- [Your objective]: Look through the data below and say how many of its lines contain "Output", adding nothing else.

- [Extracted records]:
━━━━━━━━━━
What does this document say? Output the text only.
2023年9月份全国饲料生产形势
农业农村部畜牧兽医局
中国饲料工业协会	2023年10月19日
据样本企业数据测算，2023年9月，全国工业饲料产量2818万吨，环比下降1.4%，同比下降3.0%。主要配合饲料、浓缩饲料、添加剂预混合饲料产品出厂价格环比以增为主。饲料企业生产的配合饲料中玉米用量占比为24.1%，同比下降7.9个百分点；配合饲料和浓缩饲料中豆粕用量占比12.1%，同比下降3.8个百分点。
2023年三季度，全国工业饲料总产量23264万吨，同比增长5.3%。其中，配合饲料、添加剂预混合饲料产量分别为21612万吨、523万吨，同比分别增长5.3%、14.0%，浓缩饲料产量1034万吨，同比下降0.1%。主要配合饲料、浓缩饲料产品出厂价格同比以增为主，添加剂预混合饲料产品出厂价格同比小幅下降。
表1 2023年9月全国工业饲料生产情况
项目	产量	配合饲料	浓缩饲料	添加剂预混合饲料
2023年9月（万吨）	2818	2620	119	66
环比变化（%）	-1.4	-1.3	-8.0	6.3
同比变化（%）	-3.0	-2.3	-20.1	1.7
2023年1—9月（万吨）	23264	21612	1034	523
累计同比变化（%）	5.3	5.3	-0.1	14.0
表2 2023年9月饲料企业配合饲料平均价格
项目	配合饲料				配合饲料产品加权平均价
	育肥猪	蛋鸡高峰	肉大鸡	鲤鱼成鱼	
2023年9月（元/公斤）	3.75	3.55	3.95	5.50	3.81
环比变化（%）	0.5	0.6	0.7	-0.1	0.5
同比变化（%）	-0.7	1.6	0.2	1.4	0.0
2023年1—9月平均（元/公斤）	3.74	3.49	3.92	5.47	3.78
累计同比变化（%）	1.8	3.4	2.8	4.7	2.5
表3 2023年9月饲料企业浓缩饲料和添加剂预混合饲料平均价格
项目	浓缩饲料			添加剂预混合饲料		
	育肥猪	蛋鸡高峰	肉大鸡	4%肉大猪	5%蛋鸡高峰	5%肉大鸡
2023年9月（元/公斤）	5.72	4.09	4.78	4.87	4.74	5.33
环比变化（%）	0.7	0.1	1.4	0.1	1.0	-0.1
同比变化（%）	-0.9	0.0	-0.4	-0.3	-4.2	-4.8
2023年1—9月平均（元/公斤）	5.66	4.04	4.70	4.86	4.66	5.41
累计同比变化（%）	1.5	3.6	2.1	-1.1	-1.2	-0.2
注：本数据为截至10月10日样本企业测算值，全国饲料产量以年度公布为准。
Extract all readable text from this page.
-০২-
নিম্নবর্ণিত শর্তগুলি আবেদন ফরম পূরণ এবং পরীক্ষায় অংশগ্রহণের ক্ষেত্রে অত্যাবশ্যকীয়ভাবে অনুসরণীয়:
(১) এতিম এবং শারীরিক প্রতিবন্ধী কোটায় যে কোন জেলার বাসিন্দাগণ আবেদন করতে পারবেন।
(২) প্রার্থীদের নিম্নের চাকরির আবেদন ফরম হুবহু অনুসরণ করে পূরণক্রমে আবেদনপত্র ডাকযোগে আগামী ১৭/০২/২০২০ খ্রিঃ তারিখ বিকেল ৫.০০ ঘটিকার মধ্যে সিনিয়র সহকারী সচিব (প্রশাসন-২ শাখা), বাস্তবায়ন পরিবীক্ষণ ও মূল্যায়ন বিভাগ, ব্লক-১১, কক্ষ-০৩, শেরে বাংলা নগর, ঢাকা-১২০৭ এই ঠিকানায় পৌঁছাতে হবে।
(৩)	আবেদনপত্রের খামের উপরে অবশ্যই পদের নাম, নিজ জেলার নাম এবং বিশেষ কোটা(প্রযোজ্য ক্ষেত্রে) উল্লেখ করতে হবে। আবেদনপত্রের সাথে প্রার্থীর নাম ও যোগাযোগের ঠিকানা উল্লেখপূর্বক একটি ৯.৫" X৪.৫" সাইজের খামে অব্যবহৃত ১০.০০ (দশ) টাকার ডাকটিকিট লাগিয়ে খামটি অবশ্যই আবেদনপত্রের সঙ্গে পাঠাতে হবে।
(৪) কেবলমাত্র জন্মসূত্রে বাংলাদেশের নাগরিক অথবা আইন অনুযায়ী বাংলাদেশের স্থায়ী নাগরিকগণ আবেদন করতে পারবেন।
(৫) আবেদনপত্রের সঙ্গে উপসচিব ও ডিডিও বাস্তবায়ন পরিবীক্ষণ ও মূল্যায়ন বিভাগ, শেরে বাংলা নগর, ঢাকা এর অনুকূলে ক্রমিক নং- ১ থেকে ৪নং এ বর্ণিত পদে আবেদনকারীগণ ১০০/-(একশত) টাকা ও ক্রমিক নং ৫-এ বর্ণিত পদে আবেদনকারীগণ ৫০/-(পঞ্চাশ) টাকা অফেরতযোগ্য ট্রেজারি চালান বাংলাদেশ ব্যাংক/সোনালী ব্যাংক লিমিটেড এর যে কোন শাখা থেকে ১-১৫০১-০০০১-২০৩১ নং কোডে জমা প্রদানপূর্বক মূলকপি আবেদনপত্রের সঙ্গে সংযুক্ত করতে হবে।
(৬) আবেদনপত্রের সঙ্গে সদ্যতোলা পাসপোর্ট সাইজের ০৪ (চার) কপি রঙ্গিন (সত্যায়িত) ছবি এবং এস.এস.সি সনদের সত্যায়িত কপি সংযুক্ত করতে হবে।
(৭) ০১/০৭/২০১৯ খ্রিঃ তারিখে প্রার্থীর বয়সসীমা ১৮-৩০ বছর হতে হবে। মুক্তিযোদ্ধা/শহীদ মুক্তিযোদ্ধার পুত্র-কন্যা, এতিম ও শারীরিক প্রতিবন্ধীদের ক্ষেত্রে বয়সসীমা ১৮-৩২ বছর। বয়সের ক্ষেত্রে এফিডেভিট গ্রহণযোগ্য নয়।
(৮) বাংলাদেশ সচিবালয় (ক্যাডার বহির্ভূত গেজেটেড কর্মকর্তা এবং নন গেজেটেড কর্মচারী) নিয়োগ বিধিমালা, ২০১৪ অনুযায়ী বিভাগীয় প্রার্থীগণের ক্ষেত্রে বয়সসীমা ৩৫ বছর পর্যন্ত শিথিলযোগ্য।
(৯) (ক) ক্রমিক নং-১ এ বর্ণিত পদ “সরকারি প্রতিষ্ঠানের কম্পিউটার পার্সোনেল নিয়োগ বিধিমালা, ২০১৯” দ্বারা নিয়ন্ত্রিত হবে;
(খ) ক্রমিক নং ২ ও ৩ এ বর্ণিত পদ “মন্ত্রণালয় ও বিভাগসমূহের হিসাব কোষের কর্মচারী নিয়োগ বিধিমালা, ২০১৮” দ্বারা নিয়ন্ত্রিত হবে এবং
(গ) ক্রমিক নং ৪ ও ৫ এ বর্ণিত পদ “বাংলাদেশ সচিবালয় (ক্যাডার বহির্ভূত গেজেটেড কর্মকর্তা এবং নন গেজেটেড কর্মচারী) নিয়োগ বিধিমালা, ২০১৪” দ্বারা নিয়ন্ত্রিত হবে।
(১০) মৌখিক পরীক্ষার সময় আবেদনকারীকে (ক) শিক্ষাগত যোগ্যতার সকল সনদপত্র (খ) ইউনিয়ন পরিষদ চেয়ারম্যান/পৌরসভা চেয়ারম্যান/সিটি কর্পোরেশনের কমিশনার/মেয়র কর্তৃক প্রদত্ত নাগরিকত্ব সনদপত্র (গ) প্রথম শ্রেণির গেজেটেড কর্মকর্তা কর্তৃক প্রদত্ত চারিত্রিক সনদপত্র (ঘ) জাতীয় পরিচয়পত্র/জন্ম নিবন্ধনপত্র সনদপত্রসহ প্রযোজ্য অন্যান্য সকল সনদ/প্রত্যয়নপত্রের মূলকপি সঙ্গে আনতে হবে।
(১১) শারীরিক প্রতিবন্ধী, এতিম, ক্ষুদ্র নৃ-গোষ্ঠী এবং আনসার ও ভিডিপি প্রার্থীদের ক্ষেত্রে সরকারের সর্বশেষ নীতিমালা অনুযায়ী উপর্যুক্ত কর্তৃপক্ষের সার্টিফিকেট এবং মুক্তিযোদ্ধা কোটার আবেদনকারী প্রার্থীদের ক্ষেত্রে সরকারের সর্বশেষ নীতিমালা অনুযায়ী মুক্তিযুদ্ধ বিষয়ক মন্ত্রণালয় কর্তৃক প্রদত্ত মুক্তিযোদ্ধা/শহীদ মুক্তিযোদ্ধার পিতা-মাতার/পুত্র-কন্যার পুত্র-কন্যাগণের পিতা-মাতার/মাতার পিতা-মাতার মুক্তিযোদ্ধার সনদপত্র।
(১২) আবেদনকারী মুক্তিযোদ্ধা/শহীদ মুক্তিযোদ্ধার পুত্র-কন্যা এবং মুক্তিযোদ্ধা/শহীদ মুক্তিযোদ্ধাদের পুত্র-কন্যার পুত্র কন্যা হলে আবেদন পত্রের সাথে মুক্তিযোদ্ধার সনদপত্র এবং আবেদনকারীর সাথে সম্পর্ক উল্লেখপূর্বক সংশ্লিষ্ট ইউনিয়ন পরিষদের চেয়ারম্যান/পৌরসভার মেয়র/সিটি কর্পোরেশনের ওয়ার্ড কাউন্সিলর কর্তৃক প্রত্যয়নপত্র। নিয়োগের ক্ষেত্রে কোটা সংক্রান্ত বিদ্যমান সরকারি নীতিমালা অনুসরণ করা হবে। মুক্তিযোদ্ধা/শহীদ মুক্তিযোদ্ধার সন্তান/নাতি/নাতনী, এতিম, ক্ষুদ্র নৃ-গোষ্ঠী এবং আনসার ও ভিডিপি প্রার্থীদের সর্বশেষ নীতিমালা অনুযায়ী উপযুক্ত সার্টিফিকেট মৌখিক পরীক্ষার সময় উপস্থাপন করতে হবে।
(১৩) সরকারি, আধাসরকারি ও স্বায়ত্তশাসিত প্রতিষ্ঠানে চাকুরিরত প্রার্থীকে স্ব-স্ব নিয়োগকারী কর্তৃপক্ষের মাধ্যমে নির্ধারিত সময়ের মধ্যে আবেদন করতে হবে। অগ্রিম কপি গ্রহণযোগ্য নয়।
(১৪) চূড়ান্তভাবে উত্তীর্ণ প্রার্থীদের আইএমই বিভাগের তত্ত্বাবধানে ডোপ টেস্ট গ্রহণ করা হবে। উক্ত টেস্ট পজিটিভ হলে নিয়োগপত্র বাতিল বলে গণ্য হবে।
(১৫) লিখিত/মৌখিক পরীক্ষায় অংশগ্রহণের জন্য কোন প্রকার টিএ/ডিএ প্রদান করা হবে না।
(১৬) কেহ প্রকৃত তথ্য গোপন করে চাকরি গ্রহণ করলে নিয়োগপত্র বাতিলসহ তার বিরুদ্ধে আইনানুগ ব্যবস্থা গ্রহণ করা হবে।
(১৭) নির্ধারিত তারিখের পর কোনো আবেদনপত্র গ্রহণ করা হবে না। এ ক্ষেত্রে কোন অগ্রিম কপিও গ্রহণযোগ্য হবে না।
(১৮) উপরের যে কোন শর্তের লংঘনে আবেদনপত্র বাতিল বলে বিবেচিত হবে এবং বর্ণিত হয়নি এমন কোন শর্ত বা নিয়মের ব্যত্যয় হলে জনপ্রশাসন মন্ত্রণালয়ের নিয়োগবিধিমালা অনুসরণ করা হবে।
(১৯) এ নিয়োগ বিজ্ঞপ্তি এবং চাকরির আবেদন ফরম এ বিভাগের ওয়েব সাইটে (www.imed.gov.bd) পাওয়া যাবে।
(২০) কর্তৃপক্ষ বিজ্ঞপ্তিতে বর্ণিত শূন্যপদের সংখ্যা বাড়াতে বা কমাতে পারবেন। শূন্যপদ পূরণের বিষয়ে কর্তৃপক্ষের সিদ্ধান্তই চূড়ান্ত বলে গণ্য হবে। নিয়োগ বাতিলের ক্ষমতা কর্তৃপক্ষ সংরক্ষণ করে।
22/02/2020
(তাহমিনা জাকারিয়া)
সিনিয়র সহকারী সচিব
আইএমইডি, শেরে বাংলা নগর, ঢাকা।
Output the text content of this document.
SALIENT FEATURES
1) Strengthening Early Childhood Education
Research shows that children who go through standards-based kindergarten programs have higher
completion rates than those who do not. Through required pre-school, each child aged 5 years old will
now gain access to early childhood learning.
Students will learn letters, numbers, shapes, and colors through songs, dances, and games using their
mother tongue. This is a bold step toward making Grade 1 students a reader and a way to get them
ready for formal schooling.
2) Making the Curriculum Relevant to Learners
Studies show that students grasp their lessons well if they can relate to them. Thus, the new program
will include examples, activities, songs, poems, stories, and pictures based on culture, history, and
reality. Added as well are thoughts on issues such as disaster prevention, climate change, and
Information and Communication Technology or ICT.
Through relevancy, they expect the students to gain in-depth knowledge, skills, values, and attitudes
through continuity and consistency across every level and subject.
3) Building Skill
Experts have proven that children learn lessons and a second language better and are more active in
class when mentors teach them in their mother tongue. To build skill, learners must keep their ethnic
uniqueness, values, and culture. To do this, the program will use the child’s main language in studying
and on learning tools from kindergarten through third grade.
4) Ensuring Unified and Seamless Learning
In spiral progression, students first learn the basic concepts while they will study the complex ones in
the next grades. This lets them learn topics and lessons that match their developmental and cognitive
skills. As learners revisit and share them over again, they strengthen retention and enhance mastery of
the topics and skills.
━━━━━━━━━━
- [Solution for this problem]: 2